**TEXTO DO DOCUMENTO**
########
VOZES VAZIAS
Em tempos não tão distantes, o mundo da influência era moldado por pensadores, escritores e figuras que realmente contribuíam para o crescimento intelectual e cultural da sociedade

Sempre houve influenciadores. Pessoas que, de alguma maneira, mudaram a forma de pensar, agir e viver dos demais seres humanos. Em tempos não tão distantes, o mundo da influência era moldado por pensadores, escritores e figuras que realmente contribuíam para o crescimento intelectual e cultural da sociedade. Autores como Machado de Assis ou pensadores como John Locke e Adam Smith não eram apenas admirados; suas ideias moldavam a forma como as pessoas viam o mundo. Livros, ensaios e palestras não se se limitavam a entreter, eles desafiavam o pensamento crítico, instigavam debates e promoviam uma reflexão sobre a existência.
Com as redes sociais, esse cenário mudou. A comunicação rápida, visual e superficial fez emergir a figura do influenciador digital, uma nova forma de referência, mas desprovida de conteúdo. Hoje não é necessário conhecimento ou visão de mundo para arrebanhar seguidores. Bastam alguns truques de edição, a habilidade de falar para a câmera. A autenticidade foi substituída pela aparência, a influência é medida pela quantidade de “likes” e “seguidores”. A inexigibilidade de conteúdo trouxe um efeito colateral perigoso: a dispensa de caráter. Tem sido cada vez mais comum influenciadores que, longe de serem modelos de virtude, se veem envolvidos em crimes e escândalos. Casos como os de Hytalo Santos, Karol Digital e MauMau mostraram a fragilidade da influência de figuras com milhões de seguidores e o risco da popularidade sem conteúdo. Como é possível que eles tenham conseguido cativar um público tão vasto?
########
**A LISTAGEM**
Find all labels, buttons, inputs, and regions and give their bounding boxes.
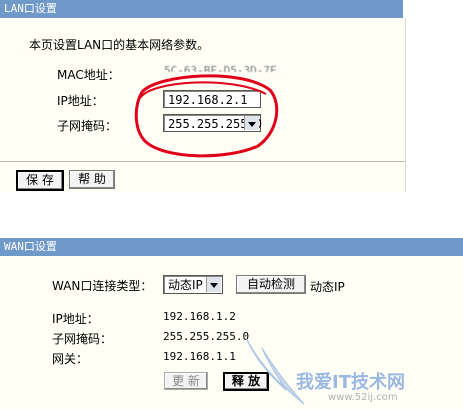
wan-type-value: 动态IP — [168, 278, 203, 292]
wan-panel-title: WAN口设置 — [0, 238, 463, 256]
mask-label: 子网掩码： — [57, 119, 118, 133]
watermark-url: www.52ij.com — [328, 392, 398, 403]
wan-mask-value: 255.255.255.0 — [163, 330, 250, 343]
save-button[interactable]: 保 存 — [16, 170, 64, 191]
lan-description: 本页设置LAN口的基本网络参数。 — [29, 38, 210, 52]
highlight-ellipse — [134, 74, 279, 158]
wan-ip-label: IP地址： — [52, 312, 99, 326]
wan-type-select[interactable]: 动态IP — [163, 275, 223, 294]
lan-divider — [0, 161, 405, 162]
ip-label: IP地址： — [57, 94, 104, 108]
mac-label: MAC地址： — [57, 68, 120, 82]
lan-panel-title: LAN口设置 — [0, 0, 403, 18]
renew-button[interactable]: 更 新 — [164, 372, 208, 390]
gateway-value: 192.168.1.1 — [163, 350, 236, 363]
watermark-brand: 我爱IT技术网 — [296, 372, 405, 393]
auto-detect-button[interactable]: 自动检测 — [236, 275, 306, 294]
detect-result: 动态IP — [310, 280, 345, 294]
help-button[interactable]: 帮 助 — [69, 170, 115, 189]
chevron-down-icon[interactable] — [206, 277, 221, 292]
wan-type-label: WAN口连接类型： — [52, 279, 153, 293]
wan-ip-value: 192.168.1.2 — [163, 310, 236, 323]
wan-mask-label: 子网掩码： — [52, 332, 113, 346]
gateway-label: 网关： — [52, 352, 89, 366]
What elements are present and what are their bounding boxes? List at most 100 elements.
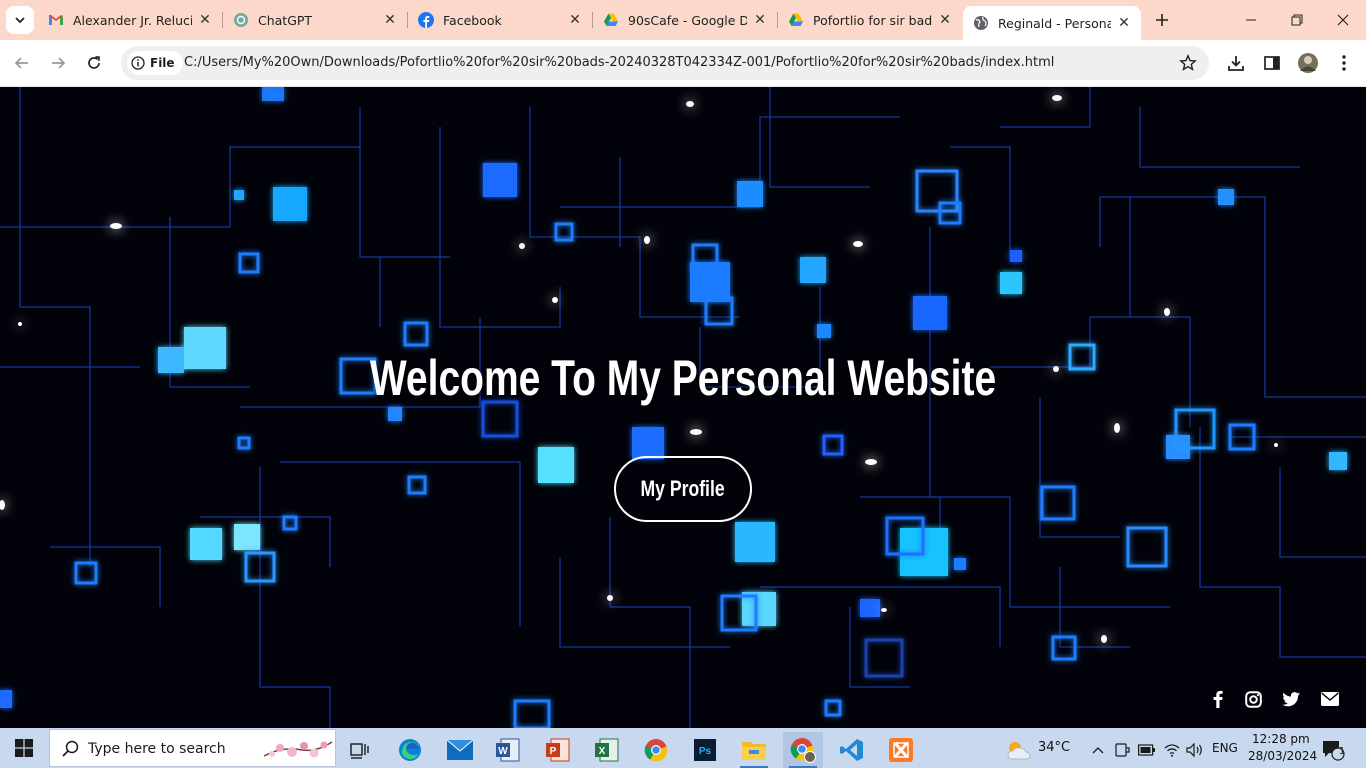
windows-logo-icon	[15, 739, 33, 757]
close-window-button[interactable]	[1320, 0, 1366, 40]
weather-widget[interactable]	[998, 732, 1038, 768]
twitter-link[interactable]	[1281, 689, 1301, 709]
arrow-left-icon	[14, 57, 28, 69]
start-button[interactable]	[0, 728, 48, 768]
mail-icon	[1321, 692, 1339, 706]
tab-close-icon[interactable]: ✕	[381, 11, 399, 29]
tab-close-icon[interactable]: ✕	[751, 11, 769, 29]
taskbar-photoshop[interactable]: Ps	[685, 732, 725, 768]
profile-avatar[interactable]	[1296, 51, 1320, 75]
back-button[interactable]	[7, 48, 37, 78]
drive-icon	[603, 12, 619, 28]
facebook-icon	[1213, 690, 1223, 708]
task-view-button[interactable]	[340, 732, 380, 768]
browser-toolbar: File C:/Users/My%20Own/Downloads/Pofortl…	[0, 40, 1366, 87]
facebook-link[interactable]	[1208, 689, 1228, 709]
notification-center-button[interactable]: 1	[1318, 732, 1348, 768]
side-panel-button[interactable]	[1260, 51, 1284, 75]
battery-button[interactable]	[1136, 732, 1158, 768]
tab-title: 90sCafe - Google Drive	[628, 12, 747, 28]
arrow-right-icon	[52, 57, 66, 69]
clock-time[interactable]: 12:28 pm	[1252, 732, 1310, 746]
downloads-button[interactable]	[1224, 51, 1248, 75]
tab-facebook[interactable]: Facebook ✕	[408, 0, 592, 40]
taskbar-mail[interactable]	[440, 732, 480, 768]
bookmark-star-icon[interactable]	[1179, 54, 1197, 72]
facebook-icon	[418, 12, 434, 28]
excel-icon: X	[595, 738, 619, 762]
side-panel-icon	[1264, 56, 1280, 70]
new-tab-button[interactable]	[1150, 8, 1174, 32]
instagram-link[interactable]	[1243, 689, 1263, 709]
tab-drive-portfolio[interactable]: Pofortlio for sir bads ✕	[778, 0, 962, 40]
twitter-icon	[1282, 691, 1300, 706]
photoshop-icon: Ps	[694, 739, 716, 761]
taskbar-word[interactable]: W	[488, 732, 528, 768]
tab-drive-90scafe[interactable]: 90sCafe - Google Drive ✕	[593, 0, 777, 40]
reload-button[interactable]	[79, 48, 109, 78]
taskbar-xampp[interactable]	[881, 732, 921, 768]
show-hidden-icons-button[interactable]	[1088, 732, 1108, 768]
gmail-icon	[48, 12, 64, 28]
info-icon	[131, 56, 145, 70]
tab-reginald-active[interactable]: Reginald - Personal W ✕	[963, 6, 1141, 40]
clock-date[interactable]: 28/03/2024	[1248, 749, 1317, 763]
taskbar-excel[interactable]: X	[587, 732, 627, 768]
word-icon: W	[496, 738, 520, 762]
instagram-icon	[1244, 690, 1262, 708]
site-info-chip[interactable]: File	[127, 51, 183, 75]
restore-icon	[1291, 14, 1303, 26]
my-profile-button-label: My Profile	[640, 476, 726, 501]
reload-icon	[88, 56, 100, 69]
tab-strip: Alexander Jr. Relucio ( ✕ ChatGPT ✕ Face…	[0, 0, 1366, 40]
taskbar-file-explorer[interactable]	[734, 732, 774, 768]
tab-close-icon[interactable]: ✕	[1115, 14, 1133, 32]
more-vertical-icon	[1342, 55, 1346, 71]
chatgpt-icon	[233, 12, 249, 28]
address-bar[interactable]: File C:/Users/My%20Own/Downloads/Pofortl…	[121, 46, 1209, 80]
taskbar-chrome-profile[interactable]	[783, 732, 823, 768]
minimize-button[interactable]	[1228, 0, 1274, 40]
tab-close-icon[interactable]: ✕	[196, 11, 214, 29]
plus-icon	[1156, 14, 1168, 26]
web-page: Welcome To My Personal Website My Profil…	[0, 87, 1366, 728]
close-icon	[1337, 14, 1349, 26]
tab-close-icon[interactable]: ✕	[936, 11, 954, 29]
taskbar-search-box[interactable]: Type here to search	[49, 729, 336, 767]
restore-button[interactable]	[1274, 0, 1320, 40]
tab-chatgpt[interactable]: ChatGPT ✕	[223, 0, 407, 40]
svg-text:Ps: Ps	[699, 746, 712, 757]
forward-button[interactable]	[43, 48, 73, 78]
tray-device-icon-button[interactable]	[1111, 732, 1133, 768]
weather-temperature: 34°C	[1038, 740, 1071, 755]
svg-text:W: W	[498, 746, 508, 757]
site-chip-label: File	[150, 56, 175, 70]
url-text[interactable]: C:/Users/My%20Own/Downloads/Pofortlio%20…	[184, 55, 1054, 70]
network-button[interactable]	[1161, 732, 1183, 768]
taskbar-chrome[interactable]	[636, 732, 676, 768]
hero-title: Welcome To My Personal Website	[369, 350, 997, 406]
taskbar-powerpoint[interactable]: P	[538, 732, 578, 768]
edge-icon	[399, 739, 421, 761]
search-placeholder: Type here to search	[88, 741, 226, 757]
avatar-icon	[1298, 53, 1318, 73]
email-link[interactable]	[1320, 689, 1340, 709]
my-profile-button[interactable]: My Profile	[614, 456, 752, 522]
tab-search-button[interactable]	[6, 6, 34, 34]
tab-close-icon[interactable]: ✕	[566, 11, 584, 29]
folder-icon	[742, 742, 766, 760]
powerpoint-icon: P	[546, 738, 570, 762]
tab-title: ChatGPT	[258, 12, 313, 28]
browser-menu-button[interactable]	[1332, 51, 1356, 75]
device-icon	[1115, 743, 1130, 757]
taskbar-vscode[interactable]	[832, 732, 872, 768]
volume-button[interactable]	[1184, 732, 1206, 768]
tab-title: Alexander Jr. Relucio (	[73, 12, 192, 28]
circuit-background	[0, 87, 1366, 728]
cherry-blossom-icon	[263, 741, 333, 758]
input-language[interactable]: ENG	[1212, 741, 1238, 755]
taskbar-edge[interactable]	[390, 732, 430, 768]
tab-gmail[interactable]: Alexander Jr. Relucio ( ✕	[38, 0, 222, 40]
battery-icon	[1138, 744, 1155, 756]
windows-taskbar: Type here to search W P X Ps 34°C ENG 12…	[0, 728, 1366, 768]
########
**TAREFAS DO EXERCÍCIO**
• A. Transcreva fielmente o trecho do texto sobre influenciadores que vai de "Sempre houve influenciadores." até "sobre a existência.", incluindo ambos.
• B. Repita, sem qualquer alteração, as linhas da listagem que vão da linha com "739, 33, 757]" até a linha com "11, 399, 29]", incluindo as duas.
O texto e a listagem são materiais independentes, sem relação entre si.

**RESULTADOS ESPERADOS**
• A.
Sempre houve influenciadores. Pessoas que, de alguma maneira, mudaram a forma de pensar, agir e viver dos demais seres humanos. Em tempos não tão distantes, o mundo da influência era moldado por pensadores, escritores e figuras que realmente contribuíam para o crescimento intelectual e cultural da sociedade. Autores como Machado de Assis ou pensadores como John Locke e Adam Smith não eram apenas admirados; suas ideias moldavam a forma como as pessoas viam o mundo. Livros, ensaios e palestras não se se limitavam a entreter, eles desafiavam o pensamento crítico, instigavam debates e promoviam uma reflexão sobre a existência.

• B.
windows-logo-icon	[15, 739, 33, 757]
close-window-button[interactable]	[1320, 0, 1366, 40]
weather-widget[interactable]	[998, 732, 1038, 768]
twitter-link[interactable]	[1281, 689, 1301, 709]
arrow-left-icon	[14, 57, 28, 69]
start-button[interactable]	[0, 728, 48, 768]
mail-icon	[1321, 692, 1339, 706]
tab-close-icon[interactable]: ✕	[381, 11, 399, 29]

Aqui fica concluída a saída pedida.